MP_THREAD_COUNT: Specifies how many threads are to be created by the run-time system. The default is the number of processors available to your process. The OMP_NUM_THREADS environment variable takes precedence over this variable.
MP_STACK_SIZE: Specifies how many bytes of stack space are to be allocated by the run-time system for each thread. If you specify zero, the run-time system uses the default, which is very small. Therefore, if a program declares any large arrays to be PRIVATE, specify a value large enough to allocate them. If you do not use this environment variable, the run-time system allocates 5 MB.
MP_SPIN_COUNT: Specifies how many times the run-time system can spin while waiting for a condition to become true. The default is 16,000,000, which is approximately one second of CPU time.
MP_YIELD_COUNT: Specifies how many times the run-time system can alternate between calling sched_yield and testing the condition before going to sleep by waiting for a thread condition variable. The default is 10.

13.3 Run-Time Performance Tuning

The OpenMP specification provides a variety of methods for distributing work to the available threads within a parallel for construct. The following sections describe these methods.

13.3.1 Schedule Type and Chunksize Settings

The choice of settings for the schedule type and the chunksize can affect the ultimate performance of the resulting parallelized application, either positively or negatively. Choosing inappropriate settings for the schedule type and the chunksize can degrade the performance of parallelized application to the point where it performs as bad or worse than it would if it was serialized.

The general guidelines are as follows:

Smaller chunksize values generally perform faster than larger. The values for the chunksize should be less than or equal to the values derived by dividing the number of iterations by the number of available threads.

The behavior of the dynamic and guided schedule types make them better suited for target machines with a variety of workloads, other than the parallelized application. These types assign iterations to threads as they become available; if a processor (or processors) becomes tied up with other applications, the available threads will pick up the next iterations.

Although the runtime schedule type does facilitate tuning of the schedule type at run time, it results in a minor performance penalty in run-time overhead.

An effective means of determining appropriate settings for schedule and chunksize can be to set the schedule to runtime and experiment with various schedule and chunksize pairs through the OMP_SCHEDULE environment variable. After the exercise, explicitly set the schedule and chunksize to the values that yielded the best performance.

Note that the schedule and chunksize settings are only two of the many factors that can affect the performance of your application. Some of the other areas that can affect performance include:

Availability of system resources: CPUs on the target machine spending time processing other applications are not available to the parallelized application.

Structure of parallelized code: Threads of a parallelized region that perform disproportionate amounts of work.

Use of implicit and explicit barriers: Parallelized regions that force synchronization of all threads at these explicit or implicit points may cause the application to suspend while waiting for a thread (or threads).

Use of critical sections versus atomic statements: Using critical sections incurs more overhead than atomic. For more information on schedule types and chunksize settings, see Appendix D of the OpenMP C and C++ Application Programming Interface specification.

13.3.2 Additional Controls

When one of the threads needs to wait for an event caused by some other thread, a three-level process begins:

The thread spins for a number of iterations waiting for the event to occur.

It yields the processor to other threads a number of times, checking for the event to occur.

It posts a request to be awakened and goes to sleep.

▶ [LISTING]:
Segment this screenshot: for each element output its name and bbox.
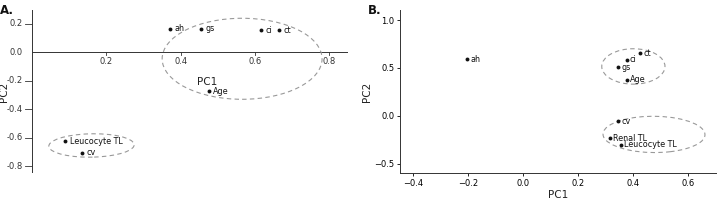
Text: Age: Age [630, 75, 645, 84]
Text: 0.0: 0.0 [9, 48, 23, 57]
Text: B.: B. [368, 4, 382, 17]
Text: 0.6: 0.6 [248, 57, 262, 66]
Text: ci: ci [265, 26, 272, 35]
Text: -0.6: -0.6 [6, 133, 23, 142]
Text: -0.8: -0.8 [6, 162, 23, 171]
Text: 0.4: 0.4 [174, 57, 187, 66]
Text: ah: ah [470, 55, 480, 64]
Text: Leucocyte TL: Leucocyte TL [70, 137, 122, 146]
Text: Age: Age [213, 87, 229, 96]
Text: PC1: PC1 [197, 76, 217, 86]
Y-axis label: PC2: PC2 [362, 82, 372, 102]
Text: A.: A. [1, 4, 14, 17]
Text: 0.2: 0.2 [9, 19, 23, 28]
Text: gs: gs [206, 24, 215, 33]
Text: gs: gs [621, 63, 631, 72]
Text: Leucocyte TL: Leucocyte TL [624, 140, 677, 150]
Text: -0.4: -0.4 [6, 105, 23, 114]
Text: -0.2: -0.2 [6, 76, 23, 85]
Text: ct: ct [284, 26, 292, 35]
Text: 0.8: 0.8 [323, 57, 336, 66]
Text: cv: cv [621, 116, 631, 125]
Text: cv: cv [86, 148, 96, 157]
X-axis label: PC1: PC1 [548, 190, 568, 200]
Text: 0.2: 0.2 [100, 57, 113, 66]
Text: ct: ct [644, 49, 651, 58]
Text: ci: ci [630, 55, 636, 64]
Text: Renal TL: Renal TL [613, 134, 647, 143]
Text: ah: ah [174, 24, 184, 33]
Text: PC2: PC2 [0, 82, 9, 102]
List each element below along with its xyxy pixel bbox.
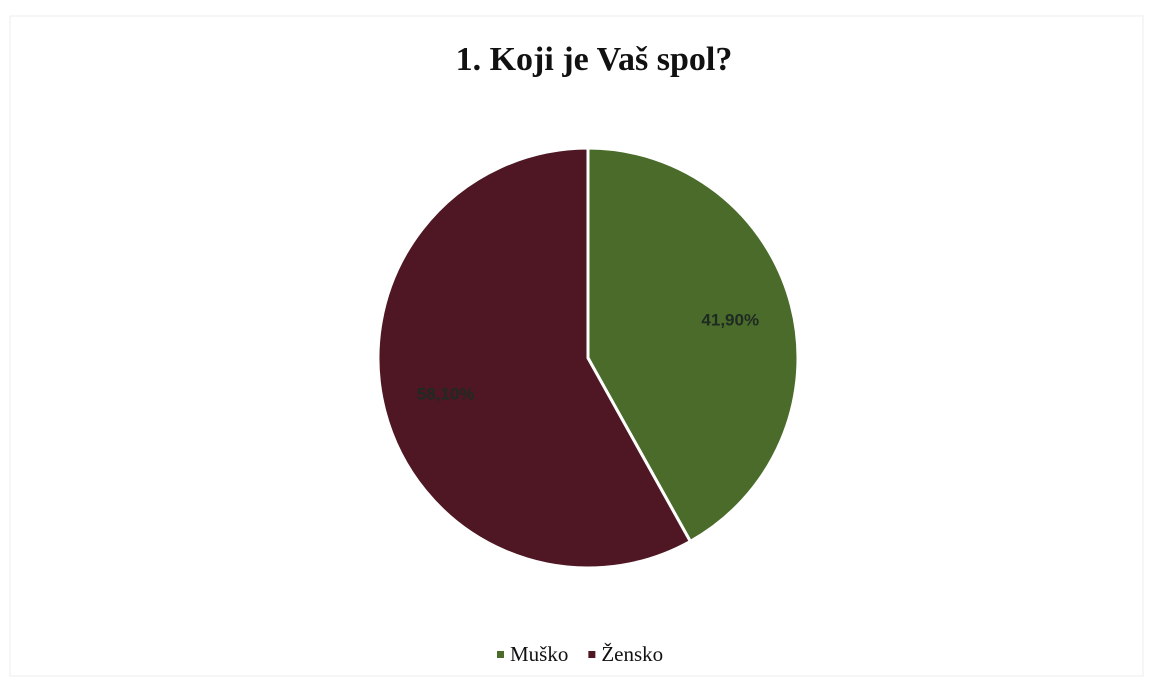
legend-swatch (588, 651, 596, 658)
data-label: 58,10% (417, 384, 475, 403)
pie-slice (586, 146, 800, 544)
pie-slice (376, 146, 693, 570)
chart-title: 1. Koji je Vaš spol? (456, 41, 733, 78)
legend-swatch (497, 651, 504, 658)
legend-label: Muško (510, 642, 568, 666)
data-label: 41,90% (701, 310, 759, 329)
legend-label: Žensko (601, 642, 663, 666)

▶ [TO DO]:
1/ Rename "event" to "signal" in the OpenMP tuning text, and write out the passage from "When one of" up to and including "checking for the event to occur." with that change.
2/ Carry the OpenMP tuning text forward from its last sentence.
The records come from an unrelated source.

▶ [SET OF ANSWERS]:
1/
When one of the threads needs to wait for an signal caused by some other thread, a three-level process begins:

The thread spins for a number of iterations waiting for the signal to occur.

It yields the processor to other threads a number of times, checking for the signal to occur.

2/
When another thread causes the event to occur, it will awaken the sleeping thread.

You may get better performance by tuning the threaded environment with the MP_SPIN_COUNT and MP_YIELD_COUNT environment variables or by using the mpc_destroy routine:

MP_SPIN_COUNT -- If your application is running standalone, the default settings will give good performance. However, if your application needs to share the processors with other applications, it is probably appropriate to reduce MP_SPIN_COUNT. This will make the threads waste less time spinning and give up the processor sooner; the cost is the extra time to put a thread to sleep and re-awaken it. In such a shared environment, an MP_SPIN_COUNT of about 1000 might be a good choice.

mpc_destroy -- If you need to perform operations that are awkward when extra threads are present (for example, fork), the mpc_destroy routine can be useful. It destroys any worker threads created to run parallel regions. Normally, you would only call it when you are not inside a parallel region. (The mpc_destroy routine is defined in the libots3 library.)

13.4 Common Programming Problems

The following sections describe some errors that commonly occur in parallelized programs.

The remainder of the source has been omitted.